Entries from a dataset
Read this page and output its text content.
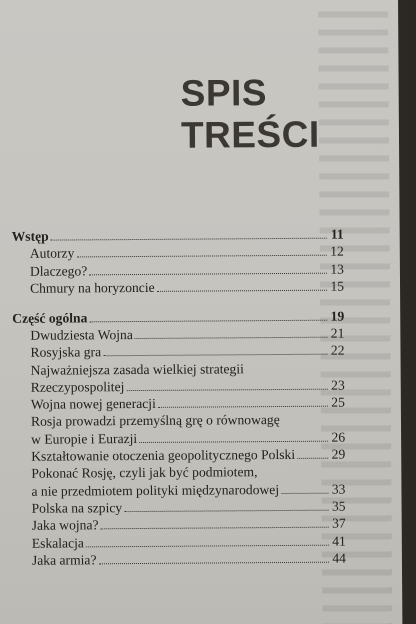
SPIS TREŚCI
Wstęp	11
Autorzy	12
Dlaczego?	13
Chmury na horyzoncie	15
Część ogólna	19
Dwudziesta Wojna	21
Rosyjska gra	22
Najważniejsza zasada wielkiej strategii
Rzeczypospolitej	23
Wojna nowej generacji	25
Rosja prowadzi przemyślną grę o równowagę
w Europie i Eurazji	26
Kształtowanie otoczenia geopolitycznego Polski	29
Pokonać Rosję, czyli jak być podmiotem,
a nie przedmiotem polityki międzynarodowej	33
Polska na szpicy	35
Jaka wojna?	37
Eskalacja	41
Jaka armia?	44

Exercise prompt
Extract the full listing exactly, with the pictures left out.

Exercise result
Read this page and output its text content.
SPIS TREŚCI
Wstęp	11
Autorzy	12
Dlaczego?	13
Chmury na horyzoncie	15
Część ogólna	19
Dwudziesta Wojna	21
Rosyjska gra	22
Najważniejsza zasada wielkiej strategii
Rzeczypospolitej	23
Wojna nowej generacji	25
Rosja prowadzi przemyślną grę o równowagę
w Europie i Eurazji	26
Kształtowanie otoczenia geopolitycznego Polski	29
Pokonać Rosję, czyli jak być podmiotem,
a nie przedmiotem polityki międzynarodowej	33
Polska na szpicy	35
Jaka wojna?	37
Eskalacja	41
Jaka armia?	44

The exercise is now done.